▶ [Goal of the exercise] Every record should be written out exactly, please.
──────────
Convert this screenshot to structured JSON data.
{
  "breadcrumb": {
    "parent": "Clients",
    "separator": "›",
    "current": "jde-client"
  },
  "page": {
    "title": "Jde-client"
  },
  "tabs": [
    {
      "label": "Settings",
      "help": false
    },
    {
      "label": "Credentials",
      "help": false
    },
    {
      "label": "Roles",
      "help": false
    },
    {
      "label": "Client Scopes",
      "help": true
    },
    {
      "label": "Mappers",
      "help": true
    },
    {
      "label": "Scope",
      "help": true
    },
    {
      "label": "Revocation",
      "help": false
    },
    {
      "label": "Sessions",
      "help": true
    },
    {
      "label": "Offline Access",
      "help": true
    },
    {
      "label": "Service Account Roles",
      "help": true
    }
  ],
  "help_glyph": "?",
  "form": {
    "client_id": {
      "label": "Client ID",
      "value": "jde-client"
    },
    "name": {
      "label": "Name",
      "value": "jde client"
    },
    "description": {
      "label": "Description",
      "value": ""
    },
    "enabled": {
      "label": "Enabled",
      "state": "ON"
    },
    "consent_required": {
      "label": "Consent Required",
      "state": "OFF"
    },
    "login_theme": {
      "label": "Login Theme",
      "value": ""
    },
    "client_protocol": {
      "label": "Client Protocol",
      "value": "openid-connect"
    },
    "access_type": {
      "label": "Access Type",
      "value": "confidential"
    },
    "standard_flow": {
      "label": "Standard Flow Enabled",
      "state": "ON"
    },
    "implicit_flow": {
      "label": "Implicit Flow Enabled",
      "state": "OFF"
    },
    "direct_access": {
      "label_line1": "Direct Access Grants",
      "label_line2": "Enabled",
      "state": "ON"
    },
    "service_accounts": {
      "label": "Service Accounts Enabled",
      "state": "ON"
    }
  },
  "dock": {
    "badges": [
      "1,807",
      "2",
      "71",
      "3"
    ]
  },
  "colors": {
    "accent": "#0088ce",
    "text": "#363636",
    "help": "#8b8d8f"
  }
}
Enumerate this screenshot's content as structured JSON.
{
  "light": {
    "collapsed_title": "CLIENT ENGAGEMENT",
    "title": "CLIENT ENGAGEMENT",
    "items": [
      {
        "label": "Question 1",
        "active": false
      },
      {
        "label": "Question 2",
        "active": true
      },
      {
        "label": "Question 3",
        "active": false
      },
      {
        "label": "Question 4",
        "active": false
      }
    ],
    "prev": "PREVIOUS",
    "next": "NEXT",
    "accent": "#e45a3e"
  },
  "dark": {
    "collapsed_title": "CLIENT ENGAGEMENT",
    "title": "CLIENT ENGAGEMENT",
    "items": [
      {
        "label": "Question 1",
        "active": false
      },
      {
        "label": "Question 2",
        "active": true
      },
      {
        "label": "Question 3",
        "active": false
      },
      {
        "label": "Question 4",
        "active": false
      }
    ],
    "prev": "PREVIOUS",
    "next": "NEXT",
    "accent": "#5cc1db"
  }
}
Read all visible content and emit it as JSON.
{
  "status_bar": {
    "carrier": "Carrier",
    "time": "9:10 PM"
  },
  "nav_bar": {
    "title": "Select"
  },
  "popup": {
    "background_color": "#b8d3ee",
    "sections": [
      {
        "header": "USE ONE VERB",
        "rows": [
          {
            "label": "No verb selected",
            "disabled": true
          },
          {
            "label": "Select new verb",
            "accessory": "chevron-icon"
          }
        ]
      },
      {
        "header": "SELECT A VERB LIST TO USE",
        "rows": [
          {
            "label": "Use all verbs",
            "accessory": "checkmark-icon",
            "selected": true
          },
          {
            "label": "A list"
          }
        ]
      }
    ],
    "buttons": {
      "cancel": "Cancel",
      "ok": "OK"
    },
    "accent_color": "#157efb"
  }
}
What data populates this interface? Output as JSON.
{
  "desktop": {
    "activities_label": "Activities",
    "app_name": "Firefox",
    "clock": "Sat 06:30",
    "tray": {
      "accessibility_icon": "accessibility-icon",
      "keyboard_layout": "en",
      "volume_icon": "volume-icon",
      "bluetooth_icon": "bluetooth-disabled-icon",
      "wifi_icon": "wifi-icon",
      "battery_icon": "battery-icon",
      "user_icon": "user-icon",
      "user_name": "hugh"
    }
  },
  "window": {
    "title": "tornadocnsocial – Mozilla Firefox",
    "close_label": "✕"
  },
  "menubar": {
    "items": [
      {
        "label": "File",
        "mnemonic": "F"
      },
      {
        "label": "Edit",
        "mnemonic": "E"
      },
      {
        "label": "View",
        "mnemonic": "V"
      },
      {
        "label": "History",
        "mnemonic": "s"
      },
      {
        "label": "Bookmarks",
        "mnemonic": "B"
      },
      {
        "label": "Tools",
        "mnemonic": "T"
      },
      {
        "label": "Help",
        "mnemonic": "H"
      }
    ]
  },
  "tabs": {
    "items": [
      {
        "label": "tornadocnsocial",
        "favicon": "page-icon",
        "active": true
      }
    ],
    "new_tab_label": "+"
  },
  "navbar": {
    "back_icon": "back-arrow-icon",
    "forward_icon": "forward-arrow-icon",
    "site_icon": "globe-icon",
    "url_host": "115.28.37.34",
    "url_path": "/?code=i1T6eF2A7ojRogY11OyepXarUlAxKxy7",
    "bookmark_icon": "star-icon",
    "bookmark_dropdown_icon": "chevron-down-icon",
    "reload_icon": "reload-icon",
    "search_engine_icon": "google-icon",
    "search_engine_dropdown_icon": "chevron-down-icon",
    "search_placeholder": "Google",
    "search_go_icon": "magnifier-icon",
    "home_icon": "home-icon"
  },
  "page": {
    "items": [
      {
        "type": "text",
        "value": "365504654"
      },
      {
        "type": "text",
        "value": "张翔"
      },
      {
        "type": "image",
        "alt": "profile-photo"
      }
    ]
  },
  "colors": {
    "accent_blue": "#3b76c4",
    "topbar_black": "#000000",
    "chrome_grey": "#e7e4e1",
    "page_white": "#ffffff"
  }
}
──────────
▶ [Task answer]
Convert this screenshot to structured JSON data.
{
  "breadcrumb": {
    "parent": "Clients",
    "separator": "›",
    "current": "jde-client"
  },
  "page": {
    "title": "Jde-client"
  },
  "tabs": [
    {
      "label": "Settings",
      "help": false
    },
    {
      "label": "Credentials",
      "help": false
    },
    {
      "label": "Roles",
      "help": false
    },
    {
      "label": "Client Scopes",
      "help": true
    },
    {
      "label": "Mappers",
      "help": true
    },
    {
      "label": "Scope",
      "help": true
    },
    {
      "label": "Revocation",
      "help": false
    },
    {
      "label": "Sessions",
      "help": true
    },
    {
      "label": "Offline Access",
      "help": true
    },
    {
      "label": "Service Account Roles",
      "help": true
    }
  ],
  "help_glyph": "?",
  "form": {
    "client_id": {
      "label": "Client ID",
      "value": "jde-client"
    },
    "name": {
      "label": "Name",
      "value": "jde client"
    },
    "description": {
      "label": "Description",
      "value": ""
    },
    "enabled": {
      "label": "Enabled",
      "state": "ON"
    },
    "consent_required": {
      "label": "Consent Required",
      "state": "OFF"
    },
    "login_theme": {
      "label": "Login Theme",
      "value": ""
    },
    "client_protocol": {
      "label": "Client Protocol",
      "value": "openid-connect"
    },
    "access_type": {
      "label": "Access Type",
      "value": "confidential"
    },
    "standard_flow": {
      "label": "Standard Flow Enabled",
      "state": "ON"
    },
    "implicit_flow": {
      "label": "Implicit Flow Enabled",
      "state": "OFF"
    },
    "direct_access": {
      "label_line1": "Direct Access Grants",
      "label_line2": "Enabled",
      "state": "ON"
    },
    "service_accounts": {
      "label": "Service Accounts Enabled",
      "state": "ON"
    }
  },
  "dock": {
    "badges": [
      "1,807",
      "2",
      "71",
      "3"
    ]
  },
  "colors": {
    "accent": "#0088ce",
    "text": "#363636",
    "help": "#8b8d8f"
  }
}
Enumerate this screenshot's content as structured JSON.
{
  "light": {
    "collapsed_title": "CLIENT ENGAGEMENT",
    "title": "CLIENT ENGAGEMENT",
    "items": [
      {
        "label": "Question 1",
        "active": false
      },
      {
        "label": "Question 2",
        "active": true
      },
      {
        "label": "Question 3",
        "active": false
      },
      {
        "label": "Question 4",
        "active": false
      }
    ],
    "prev": "PREVIOUS",
    "next": "NEXT",
    "accent": "#e45a3e"
  },
  "dark": {
    "collapsed_title": "CLIENT ENGAGEMENT",
    "title": "CLIENT ENGAGEMENT",
    "items": [
      {
        "label": "Question 1",
        "active": false
      },
      {
        "label": "Question 2",
        "active": true
      },
      {
        "label": "Question 3",
        "active": false
      },
      {
        "label": "Question 4",
        "active": false
      }
    ],
    "prev": "PREVIOUS",
    "next": "NEXT",
    "accent": "#5cc1db"
  }
}
Read all visible content and emit it as JSON.
{
  "status_bar": {
    "carrier": "Carrier",
    "time": "9:10 PM"
  },
  "nav_bar": {
    "title": "Select"
  },
  "popup": {
    "background_color": "#b8d3ee",
    "sections": [
      {
        "header": "USE ONE VERB",
        "rows": [
          {
            "label": "No verb selected",
            "disabled": true
          },
          {
            "label": "Select new verb",
            "accessory": "chevron-icon"
          }
        ]
      },
      {
        "header": "SELECT A VERB LIST TO USE",
        "rows": [
          {
            "label": "Use all verbs",
            "accessory": "checkmark-icon",
            "selected": true
          },
          {
            "label": "A list"
          }
        ]
      }
    ],
    "buttons": {
      "cancel": "Cancel",
      "ok": "OK"
    },
    "accent_color": "#157efb"
  }
}
What data populates this interface? Output as JSON.
{
  "desktop": {
    "activities_label": "Activities",
    "app_name": "Firefox",
    "clock": "Sat 06:30",
    "tray": {
      "accessibility_icon": "accessibility-icon",
      "keyboard_layout": "en",
      "volume_icon": "volume-icon",
      "bluetooth_icon": "bluetooth-disabled-icon",
      "wifi_icon": "wifi-icon",
      "battery_icon": "battery-icon",
      "user_icon": "user-icon",
      "user_name": "hugh"
    }
  },
  "window": {
    "title": "tornadocnsocial – Mozilla Firefox",
    "close_label": "✕"
  },
  "menubar": {
    "items": [
      {
        "label": "File",
        "mnemonic": "F"
      },
      {
        "label": "Edit",
        "mnemonic": "E"
      },
      {
        "label": "View",
        "mnemonic": "V"
      },
      {
        "label": "History",
        "mnemonic": "s"
      },
      {
        "label": "Bookmarks",
        "mnemonic": "B"
      },
      {
        "label": "Tools",
        "mnemonic": "T"
      },
      {
        "label": "Help",
        "mnemonic": "H"
      }
    ]
  },
  "tabs": {
    "items": [
      {
        "label": "tornadocnsocial",
        "favicon": "page-icon",
        "active": true
      }
    ],
    "new_tab_label": "+"
  },
  "navbar": {
    "back_icon": "back-arrow-icon",
    "forward_icon": "forward-arrow-icon",
    "site_icon": "globe-icon",
    "url_host": "115.28.37.34",
    "url_path": "/?code=i1T6eF2A7ojRogY11OyepXarUlAxKxy7",
    "bookmark_icon": "star-icon",
    "bookmark_dropdown_icon": "chevron-down-icon",
    "reload_icon": "reload-icon",
    "search_engine_icon": "google-icon",
    "search_engine_dropdown_icon": "chevron-down-icon",
    "search_placeholder": "Google",
    "search_go_icon": "magnifier-icon",
    "home_icon": "home-icon"
  },
  "page": {
    "items": [
      {
        "type": "text",
        "value": "365504654"
      },
      {
        "type": "text",
        "value": "张翔"
      },
      {
        "type": "image",
        "alt": "profile-photo"
      }
    ]
  },
  "colors": {
    "accent_blue": "#3b76c4",
    "topbar_black": "#000000",
    "chrome_grey": "#e7e4e1",
    "page_white": "#ffffff"
  }
}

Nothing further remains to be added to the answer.